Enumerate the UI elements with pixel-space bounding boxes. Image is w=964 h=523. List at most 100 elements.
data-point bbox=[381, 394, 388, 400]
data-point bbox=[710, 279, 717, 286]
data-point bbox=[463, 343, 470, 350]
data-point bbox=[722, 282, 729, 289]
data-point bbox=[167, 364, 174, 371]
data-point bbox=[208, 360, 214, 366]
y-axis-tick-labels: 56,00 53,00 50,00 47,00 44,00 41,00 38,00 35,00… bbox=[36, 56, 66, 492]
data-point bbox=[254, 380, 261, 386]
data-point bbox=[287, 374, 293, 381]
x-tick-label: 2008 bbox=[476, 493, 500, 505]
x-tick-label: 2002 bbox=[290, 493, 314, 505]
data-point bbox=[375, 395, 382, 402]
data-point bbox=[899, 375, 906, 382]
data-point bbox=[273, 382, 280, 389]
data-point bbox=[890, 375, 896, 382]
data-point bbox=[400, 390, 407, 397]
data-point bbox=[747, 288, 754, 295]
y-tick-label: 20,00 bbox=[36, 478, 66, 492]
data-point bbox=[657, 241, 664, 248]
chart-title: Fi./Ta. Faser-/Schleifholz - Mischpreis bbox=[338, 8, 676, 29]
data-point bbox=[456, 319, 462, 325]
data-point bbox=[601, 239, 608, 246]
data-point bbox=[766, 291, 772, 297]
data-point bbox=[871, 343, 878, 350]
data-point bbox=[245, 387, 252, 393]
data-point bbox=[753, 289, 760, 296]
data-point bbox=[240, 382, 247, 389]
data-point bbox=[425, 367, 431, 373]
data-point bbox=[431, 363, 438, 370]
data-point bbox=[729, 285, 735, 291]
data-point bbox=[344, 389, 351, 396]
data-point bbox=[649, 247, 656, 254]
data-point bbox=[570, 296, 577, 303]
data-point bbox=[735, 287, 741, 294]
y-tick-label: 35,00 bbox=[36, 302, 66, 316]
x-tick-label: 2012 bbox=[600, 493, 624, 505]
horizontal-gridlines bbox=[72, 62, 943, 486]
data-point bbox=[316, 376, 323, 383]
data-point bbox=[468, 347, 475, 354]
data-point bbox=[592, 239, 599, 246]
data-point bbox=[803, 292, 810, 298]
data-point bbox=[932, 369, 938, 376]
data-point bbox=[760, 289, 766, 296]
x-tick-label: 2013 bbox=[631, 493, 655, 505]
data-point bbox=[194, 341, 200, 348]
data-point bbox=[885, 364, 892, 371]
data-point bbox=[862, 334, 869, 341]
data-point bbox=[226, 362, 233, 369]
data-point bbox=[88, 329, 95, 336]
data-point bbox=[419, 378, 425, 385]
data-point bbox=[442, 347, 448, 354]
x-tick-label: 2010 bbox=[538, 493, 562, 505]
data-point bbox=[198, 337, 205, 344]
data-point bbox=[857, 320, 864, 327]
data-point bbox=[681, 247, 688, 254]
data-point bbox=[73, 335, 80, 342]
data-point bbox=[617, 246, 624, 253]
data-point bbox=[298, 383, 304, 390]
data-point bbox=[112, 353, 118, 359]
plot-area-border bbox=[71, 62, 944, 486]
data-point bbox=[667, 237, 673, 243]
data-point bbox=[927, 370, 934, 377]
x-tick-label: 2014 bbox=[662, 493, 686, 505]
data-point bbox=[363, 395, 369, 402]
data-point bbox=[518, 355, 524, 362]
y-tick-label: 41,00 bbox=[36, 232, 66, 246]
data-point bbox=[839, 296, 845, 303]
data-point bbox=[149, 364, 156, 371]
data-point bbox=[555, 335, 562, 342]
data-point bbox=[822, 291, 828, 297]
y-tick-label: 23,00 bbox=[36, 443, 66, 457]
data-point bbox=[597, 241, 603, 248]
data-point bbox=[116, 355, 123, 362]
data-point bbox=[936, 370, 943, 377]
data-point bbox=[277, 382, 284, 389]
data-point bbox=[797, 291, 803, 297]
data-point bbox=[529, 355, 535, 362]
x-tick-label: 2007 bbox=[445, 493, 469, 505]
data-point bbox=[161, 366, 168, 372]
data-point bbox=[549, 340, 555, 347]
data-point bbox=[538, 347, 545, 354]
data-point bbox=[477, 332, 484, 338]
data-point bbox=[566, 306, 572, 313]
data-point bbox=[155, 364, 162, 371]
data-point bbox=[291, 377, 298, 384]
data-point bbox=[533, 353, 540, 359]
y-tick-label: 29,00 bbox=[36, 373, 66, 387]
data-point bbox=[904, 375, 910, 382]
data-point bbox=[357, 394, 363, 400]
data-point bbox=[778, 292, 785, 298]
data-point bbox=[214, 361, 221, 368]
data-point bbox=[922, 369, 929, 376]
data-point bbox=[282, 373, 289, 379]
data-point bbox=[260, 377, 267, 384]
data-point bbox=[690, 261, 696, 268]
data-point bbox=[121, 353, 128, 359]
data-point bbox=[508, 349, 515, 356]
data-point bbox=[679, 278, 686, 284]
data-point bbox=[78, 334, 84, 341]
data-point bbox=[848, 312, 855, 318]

──────────

• SET PROBLEM:
Reproduce all of the lines above without any changes.

• WRITTEN ANSWER:
Enumerate the UI elements with pixel-space bounding boxes. Image is w=964 h=523. List at most 100 elements.
data-point bbox=[381, 394, 388, 400]
data-point bbox=[710, 279, 717, 286]
data-point bbox=[463, 343, 470, 350]
data-point bbox=[722, 282, 729, 289]
data-point bbox=[167, 364, 174, 371]
data-point bbox=[208, 360, 214, 366]
y-axis-tick-labels: 56,00 53,00 50,00 47,00 44,00 41,00 38,00 35,00… bbox=[36, 56, 66, 492]
data-point bbox=[254, 380, 261, 386]
data-point bbox=[287, 374, 293, 381]
x-tick-label: 2008 bbox=[476, 493, 500, 505]
x-tick-label: 2002 bbox=[290, 493, 314, 505]
data-point bbox=[375, 395, 382, 402]
data-point bbox=[899, 375, 906, 382]
data-point bbox=[273, 382, 280, 389]
data-point bbox=[890, 375, 896, 382]
data-point bbox=[400, 390, 407, 397]
data-point bbox=[747, 288, 754, 295]
y-tick-label: 20,00 bbox=[36, 478, 66, 492]
data-point bbox=[657, 241, 664, 248]
chart-title: Fi./Ta. Faser-/Schleifholz - Mischpreis bbox=[338, 8, 676, 29]
data-point bbox=[456, 319, 462, 325]
data-point bbox=[601, 239, 608, 246]
data-point bbox=[766, 291, 772, 297]
data-point bbox=[871, 343, 878, 350]
data-point bbox=[245, 387, 252, 393]
data-point bbox=[753, 289, 760, 296]
data-point bbox=[240, 382, 247, 389]
data-point bbox=[425, 367, 431, 373]
data-point bbox=[431, 363, 438, 370]
data-point bbox=[729, 285, 735, 291]
data-point bbox=[344, 389, 351, 396]
data-point bbox=[649, 247, 656, 254]
data-point bbox=[570, 296, 577, 303]
data-point bbox=[735, 287, 741, 294]
y-tick-label: 35,00 bbox=[36, 302, 66, 316]
x-tick-label: 2012 bbox=[600, 493, 624, 505]
horizontal-gridlines bbox=[72, 62, 943, 486]
data-point bbox=[316, 376, 323, 383]
data-point bbox=[468, 347, 475, 354]
data-point bbox=[592, 239, 599, 246]
data-point bbox=[803, 292, 810, 298]
data-point bbox=[932, 369, 938, 376]
data-point bbox=[760, 289, 766, 296]
x-tick-label: 2013 bbox=[631, 493, 655, 505]
data-point bbox=[194, 341, 200, 348]
data-point bbox=[885, 364, 892, 371]
data-point bbox=[862, 334, 869, 341]
data-point bbox=[226, 362, 233, 369]
data-point bbox=[88, 329, 95, 336]
data-point bbox=[419, 378, 425, 385]
data-point bbox=[442, 347, 448, 354]
x-tick-label: 2010 bbox=[538, 493, 562, 505]
data-point bbox=[198, 337, 205, 344]
data-point bbox=[857, 320, 864, 327]
data-point bbox=[681, 247, 688, 254]
data-point bbox=[73, 335, 80, 342]
data-point bbox=[617, 246, 624, 253]
data-point bbox=[298, 383, 304, 390]
data-point bbox=[112, 353, 118, 359]
plot-area-border bbox=[71, 62, 944, 486]
data-point bbox=[667, 237, 673, 243]
data-point bbox=[927, 370, 934, 377]
x-tick-label: 2014 bbox=[662, 493, 686, 505]
data-point bbox=[363, 395, 369, 402]
data-point bbox=[518, 355, 524, 362]
y-tick-label: 41,00 bbox=[36, 232, 66, 246]
data-point bbox=[839, 296, 845, 303]
data-point bbox=[149, 364, 156, 371]
data-point bbox=[555, 335, 562, 342]
data-point bbox=[822, 291, 828, 297]
y-tick-label: 23,00 bbox=[36, 443, 66, 457]
data-point bbox=[597, 241, 603, 248]
data-point bbox=[116, 355, 123, 362]
data-point bbox=[936, 370, 943, 377]
data-point bbox=[277, 382, 284, 389]
data-point bbox=[797, 291, 803, 297]
data-point bbox=[529, 355, 535, 362]
x-tick-label: 2007 bbox=[445, 493, 469, 505]
data-point bbox=[161, 366, 168, 372]
data-point bbox=[549, 340, 555, 347]
data-point bbox=[538, 347, 545, 354]
data-point bbox=[477, 332, 484, 338]
data-point bbox=[566, 306, 572, 313]
data-point bbox=[155, 364, 162, 371]
data-point bbox=[291, 377, 298, 384]
data-point bbox=[533, 353, 540, 359]
y-tick-label: 29,00 bbox=[36, 373, 66, 387]
data-point bbox=[904, 375, 910, 382]
data-point bbox=[357, 394, 363, 400]
data-point bbox=[778, 292, 785, 298]
data-point bbox=[214, 361, 221, 368]
data-point bbox=[922, 369, 929, 376]
data-point bbox=[282, 373, 289, 379]
data-point bbox=[260, 377, 267, 384]
data-point bbox=[690, 261, 696, 268]
data-point bbox=[121, 353, 128, 359]
data-point bbox=[508, 349, 515, 356]
data-point bbox=[679, 278, 686, 284]
data-point bbox=[78, 334, 84, 341]
data-point bbox=[848, 312, 855, 318]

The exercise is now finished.